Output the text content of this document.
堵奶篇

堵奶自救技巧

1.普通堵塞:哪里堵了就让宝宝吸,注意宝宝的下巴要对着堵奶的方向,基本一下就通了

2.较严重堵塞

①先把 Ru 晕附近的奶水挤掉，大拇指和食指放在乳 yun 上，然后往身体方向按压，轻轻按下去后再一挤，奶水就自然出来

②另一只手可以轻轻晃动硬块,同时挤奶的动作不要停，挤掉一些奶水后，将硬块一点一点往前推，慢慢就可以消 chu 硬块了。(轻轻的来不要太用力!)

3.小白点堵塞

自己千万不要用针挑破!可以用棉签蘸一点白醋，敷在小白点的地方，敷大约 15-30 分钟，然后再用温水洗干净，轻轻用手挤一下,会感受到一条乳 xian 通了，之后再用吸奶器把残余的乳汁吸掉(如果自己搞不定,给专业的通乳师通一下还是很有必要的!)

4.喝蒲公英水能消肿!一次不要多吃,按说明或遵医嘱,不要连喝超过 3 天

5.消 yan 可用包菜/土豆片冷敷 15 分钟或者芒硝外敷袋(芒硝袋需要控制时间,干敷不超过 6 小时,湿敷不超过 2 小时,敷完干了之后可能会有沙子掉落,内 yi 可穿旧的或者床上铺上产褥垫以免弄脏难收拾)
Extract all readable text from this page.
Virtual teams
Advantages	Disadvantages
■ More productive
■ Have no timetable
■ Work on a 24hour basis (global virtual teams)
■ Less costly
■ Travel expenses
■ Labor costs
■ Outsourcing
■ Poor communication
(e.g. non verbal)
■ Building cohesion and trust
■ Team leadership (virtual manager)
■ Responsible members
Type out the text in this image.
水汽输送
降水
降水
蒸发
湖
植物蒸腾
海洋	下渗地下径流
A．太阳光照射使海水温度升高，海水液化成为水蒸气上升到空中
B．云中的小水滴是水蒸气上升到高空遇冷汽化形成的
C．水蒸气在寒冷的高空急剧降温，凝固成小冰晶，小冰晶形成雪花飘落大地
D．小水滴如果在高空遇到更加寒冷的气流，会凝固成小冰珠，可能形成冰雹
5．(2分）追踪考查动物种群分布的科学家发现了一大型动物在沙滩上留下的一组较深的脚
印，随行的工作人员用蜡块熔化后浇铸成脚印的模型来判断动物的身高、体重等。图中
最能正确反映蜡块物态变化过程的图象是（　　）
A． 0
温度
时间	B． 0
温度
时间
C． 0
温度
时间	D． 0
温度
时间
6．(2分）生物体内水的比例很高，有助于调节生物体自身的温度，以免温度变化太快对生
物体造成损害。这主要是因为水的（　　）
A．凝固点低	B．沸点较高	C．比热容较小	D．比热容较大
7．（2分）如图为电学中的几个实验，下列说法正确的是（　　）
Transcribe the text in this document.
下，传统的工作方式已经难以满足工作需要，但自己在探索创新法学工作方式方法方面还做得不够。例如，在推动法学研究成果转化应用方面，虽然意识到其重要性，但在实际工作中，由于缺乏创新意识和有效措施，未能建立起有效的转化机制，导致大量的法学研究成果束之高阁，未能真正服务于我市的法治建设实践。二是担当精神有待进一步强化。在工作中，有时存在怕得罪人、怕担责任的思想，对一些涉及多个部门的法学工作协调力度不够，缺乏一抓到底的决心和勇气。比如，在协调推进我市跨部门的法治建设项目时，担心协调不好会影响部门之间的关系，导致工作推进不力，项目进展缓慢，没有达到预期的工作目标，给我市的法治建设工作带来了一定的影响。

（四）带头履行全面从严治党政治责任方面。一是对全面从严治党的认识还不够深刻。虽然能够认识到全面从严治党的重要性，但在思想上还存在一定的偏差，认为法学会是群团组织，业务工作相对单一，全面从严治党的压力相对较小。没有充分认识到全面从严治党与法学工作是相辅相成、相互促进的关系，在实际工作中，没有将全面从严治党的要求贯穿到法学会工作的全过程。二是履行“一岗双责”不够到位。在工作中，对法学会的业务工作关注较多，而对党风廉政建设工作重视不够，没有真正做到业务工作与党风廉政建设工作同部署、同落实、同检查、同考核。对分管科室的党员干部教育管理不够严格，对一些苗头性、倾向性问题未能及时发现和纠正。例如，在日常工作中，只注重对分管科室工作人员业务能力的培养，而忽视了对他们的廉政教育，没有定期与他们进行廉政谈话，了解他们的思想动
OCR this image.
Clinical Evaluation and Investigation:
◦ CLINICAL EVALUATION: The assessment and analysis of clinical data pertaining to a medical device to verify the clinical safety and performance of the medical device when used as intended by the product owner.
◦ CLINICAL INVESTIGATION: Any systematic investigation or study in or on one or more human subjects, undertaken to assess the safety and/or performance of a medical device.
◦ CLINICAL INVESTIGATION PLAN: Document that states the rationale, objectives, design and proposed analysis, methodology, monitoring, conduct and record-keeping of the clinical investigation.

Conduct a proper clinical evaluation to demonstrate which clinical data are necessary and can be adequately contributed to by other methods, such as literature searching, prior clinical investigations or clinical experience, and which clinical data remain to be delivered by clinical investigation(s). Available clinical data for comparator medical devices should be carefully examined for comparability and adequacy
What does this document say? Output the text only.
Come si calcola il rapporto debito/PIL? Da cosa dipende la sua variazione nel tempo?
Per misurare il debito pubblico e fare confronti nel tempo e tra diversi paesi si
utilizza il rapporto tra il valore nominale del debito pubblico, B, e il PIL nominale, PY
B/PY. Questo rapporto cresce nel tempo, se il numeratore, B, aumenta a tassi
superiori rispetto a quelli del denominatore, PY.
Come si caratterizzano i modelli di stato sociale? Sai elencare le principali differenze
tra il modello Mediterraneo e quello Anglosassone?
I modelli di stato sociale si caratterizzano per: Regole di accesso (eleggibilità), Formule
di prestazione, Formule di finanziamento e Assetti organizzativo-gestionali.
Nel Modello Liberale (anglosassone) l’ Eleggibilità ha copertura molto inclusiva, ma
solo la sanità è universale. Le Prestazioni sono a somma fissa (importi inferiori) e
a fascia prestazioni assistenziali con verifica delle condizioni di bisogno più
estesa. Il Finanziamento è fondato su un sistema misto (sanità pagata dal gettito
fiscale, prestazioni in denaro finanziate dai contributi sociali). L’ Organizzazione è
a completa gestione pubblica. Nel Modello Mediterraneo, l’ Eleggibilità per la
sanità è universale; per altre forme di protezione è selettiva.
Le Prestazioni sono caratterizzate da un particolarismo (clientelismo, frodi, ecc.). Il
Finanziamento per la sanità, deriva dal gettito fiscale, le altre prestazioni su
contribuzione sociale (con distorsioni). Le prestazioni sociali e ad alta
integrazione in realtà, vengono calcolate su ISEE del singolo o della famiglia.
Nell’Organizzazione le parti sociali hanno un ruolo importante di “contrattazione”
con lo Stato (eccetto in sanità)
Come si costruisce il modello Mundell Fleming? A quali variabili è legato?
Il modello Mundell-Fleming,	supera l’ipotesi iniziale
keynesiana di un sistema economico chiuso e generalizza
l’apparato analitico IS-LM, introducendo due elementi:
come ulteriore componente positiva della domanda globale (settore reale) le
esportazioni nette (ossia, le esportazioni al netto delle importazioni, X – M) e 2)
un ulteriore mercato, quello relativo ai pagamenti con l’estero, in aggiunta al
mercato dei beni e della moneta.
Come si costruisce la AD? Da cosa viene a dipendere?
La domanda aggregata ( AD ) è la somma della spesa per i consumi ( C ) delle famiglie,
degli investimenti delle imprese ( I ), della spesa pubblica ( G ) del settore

- [AIM OF THE EXERCISE] Extract every line above exactly as it stands.

- [ANSWER TO THE TASK]
Output the text content of this document.
堵奶篇

堵奶自救技巧

1.普通堵塞:哪里堵了就让宝宝吸,注意宝宝的下巴要对着堵奶的方向,基本一下就通了

2.较严重堵塞

①先把 Ru 晕附近的奶水挤掉，大拇指和食指放在乳 yun 上，然后往身体方向按压，轻轻按下去后再一挤，奶水就自然出来

②另一只手可以轻轻晃动硬块,同时挤奶的动作不要停，挤掉一些奶水后，将硬块一点一点往前推，慢慢就可以消 chu 硬块了。(轻轻的来不要太用力!)

3.小白点堵塞

自己千万不要用针挑破!可以用棉签蘸一点白醋，敷在小白点的地方，敷大约 15-30 分钟，然后再用温水洗干净，轻轻用手挤一下,会感受到一条乳 xian 通了，之后再用吸奶器把残余的乳汁吸掉(如果自己搞不定,给专业的通乳师通一下还是很有必要的!)

4.喝蒲公英水能消肿!一次不要多吃,按说明或遵医嘱,不要连喝超过 3 天

5.消 yan 可用包菜/土豆片冷敷 15 分钟或者芒硝外敷袋(芒硝袋需要控制时间,干敷不超过 6 小时,湿敷不超过 2 小时,敷完干了之后可能会有沙子掉落,内 yi 可穿旧的或者床上铺上产褥垫以免弄脏难收拾)
Extract all readable text from this page.
Virtual teams
Advantages	Disadvantages
■ More productive
■ Have no timetable
■ Work on a 24hour basis (global virtual teams)
■ Less costly
■ Travel expenses
■ Labor costs
■ Outsourcing
■ Poor communication
(e.g. non verbal)
■ Building cohesion and trust
■ Team leadership (virtual manager)
■ Responsible members
Type out the text in this image.
水汽输送
降水
降水
蒸发
湖
植物蒸腾
海洋	下渗地下径流
A．太阳光照射使海水温度升高，海水液化成为水蒸气上升到空中
B．云中的小水滴是水蒸气上升到高空遇冷汽化形成的
C．水蒸气在寒冷的高空急剧降温，凝固成小冰晶，小冰晶形成雪花飘落大地
D．小水滴如果在高空遇到更加寒冷的气流，会凝固成小冰珠，可能形成冰雹
5．(2分）追踪考查动物种群分布的科学家发现了一大型动物在沙滩上留下的一组较深的脚
印，随行的工作人员用蜡块熔化后浇铸成脚印的模型来判断动物的身高、体重等。图中
最能正确反映蜡块物态变化过程的图象是（　　）
A． 0
温度
时间	B． 0
温度
时间
C． 0
温度
时间	D． 0
温度
时间
6．(2分）生物体内水的比例很高，有助于调节生物体自身的温度，以免温度变化太快对生
物体造成损害。这主要是因为水的（　　）
A．凝固点低	B．沸点较高	C．比热容较小	D．比热容较大
7．（2分）如图为电学中的几个实验，下列说法正确的是（　　）
Transcribe the text in this document.
下，传统的工作方式已经难以满足工作需要，但自己在探索创新法学工作方式方法方面还做得不够。例如，在推动法学研究成果转化应用方面，虽然意识到其重要性，但在实际工作中，由于缺乏创新意识和有效措施，未能建立起有效的转化机制，导致大量的法学研究成果束之高阁，未能真正服务于我市的法治建设实践。二是担当精神有待进一步强化。在工作中，有时存在怕得罪人、怕担责任的思想，对一些涉及多个部门的法学工作协调力度不够，缺乏一抓到底的决心和勇气。比如，在协调推进我市跨部门的法治建设项目时，担心协调不好会影响部门之间的关系，导致工作推进不力，项目进展缓慢，没有达到预期的工作目标，给我市的法治建设工作带来了一定的影响。

（四）带头履行全面从严治党政治责任方面。一是对全面从严治党的认识还不够深刻。虽然能够认识到全面从严治党的重要性，但在思想上还存在一定的偏差，认为法学会是群团组织，业务工作相对单一，全面从严治党的压力相对较小。没有充分认识到全面从严治党与法学工作是相辅相成、相互促进的关系，在实际工作中，没有将全面从严治党的要求贯穿到法学会工作的全过程。二是履行“一岗双责”不够到位。在工作中，对法学会的业务工作关注较多，而对党风廉政建设工作重视不够，没有真正做到业务工作与党风廉政建设工作同部署、同落实、同检查、同考核。对分管科室的党员干部教育管理不够严格，对一些苗头性、倾向性问题未能及时发现和纠正。例如，在日常工作中，只注重对分管科室工作人员业务能力的培养，而忽视了对他们的廉政教育，没有定期与他们进行廉政谈话，了解他们的思想动
OCR this image.
Clinical Evaluation and Investigation:
◦ CLINICAL EVALUATION: The assessment and analysis of clinical data pertaining to a medical device to verify the clinical safety and performance of the medical device when used as intended by the product owner.
◦ CLINICAL INVESTIGATION: Any systematic investigation or study in or on one or more human subjects, undertaken to assess the safety and/or performance of a medical device.
◦ CLINICAL INVESTIGATION PLAN: Document that states the rationale, objectives, design and proposed analysis, methodology, monitoring, conduct and record-keeping of the clinical investigation.

Conduct a proper clinical evaluation to demonstrate which clinical data are necessary and can be adequately contributed to by other methods, such as literature searching, prior clinical investigations or clinical experience, and which clinical data remain to be delivered by clinical investigation(s). Available clinical data for comparator medical devices should be carefully examined for comparability and adequacy
What does this document say? Output the text only.
Come si calcola il rapporto debito/PIL? Da cosa dipende la sua variazione nel tempo?
Per misurare il debito pubblico e fare confronti nel tempo e tra diversi paesi si
utilizza il rapporto tra il valore nominale del debito pubblico, B, e il PIL nominale, PY
B/PY. Questo rapporto cresce nel tempo, se il numeratore, B, aumenta a tassi
superiori rispetto a quelli del denominatore, PY.
Come si caratterizzano i modelli di stato sociale? Sai elencare le principali differenze
tra il modello Mediterraneo e quello Anglosassone?
I modelli di stato sociale si caratterizzano per: Regole di accesso (eleggibilità), Formule
di prestazione, Formule di finanziamento e Assetti organizzativo-gestionali.
Nel Modello Liberale (anglosassone) l’ Eleggibilità ha copertura molto inclusiva, ma
solo la sanità è universale. Le Prestazioni sono a somma fissa (importi inferiori) e
a fascia prestazioni assistenziali con verifica delle condizioni di bisogno più
estesa. Il Finanziamento è fondato su un sistema misto (sanità pagata dal gettito
fiscale, prestazioni in denaro finanziate dai contributi sociali). L’ Organizzazione è
a completa gestione pubblica. Nel Modello Mediterraneo, l’ Eleggibilità per la
sanità è universale; per altre forme di protezione è selettiva.
Le Prestazioni sono caratterizzate da un particolarismo (clientelismo, frodi, ecc.). Il
Finanziamento per la sanità, deriva dal gettito fiscale, le altre prestazioni su
contribuzione sociale (con distorsioni). Le prestazioni sociali e ad alta
integrazione in realtà, vengono calcolate su ISEE del singolo o della famiglia.
Nell’Organizzazione le parti sociali hanno un ruolo importante di “contrattazione”
con lo Stato (eccetto in sanità)
Come si costruisce il modello Mundell Fleming? A quali variabili è legato?
Il modello Mundell-Fleming,	supera l’ipotesi iniziale
keynesiana di un sistema economico chiuso e generalizza
l’apparato analitico IS-LM, introducendo due elementi:
come ulteriore componente positiva della domanda globale (settore reale) le
esportazioni nette (ossia, le esportazioni al netto delle importazioni, X – M) e 2)
un ulteriore mercato, quello relativo ai pagamenti con l’estero, in aggiunta al
mercato dei beni e della moneta.
Come si costruisce la AD? Da cosa viene a dipendere?
La domanda aggregata ( AD ) è la somma della spesa per i consumi ( C ) delle famiglie,
degli investimenti delle imprese ( I ), della spesa pubblica ( G ) del settore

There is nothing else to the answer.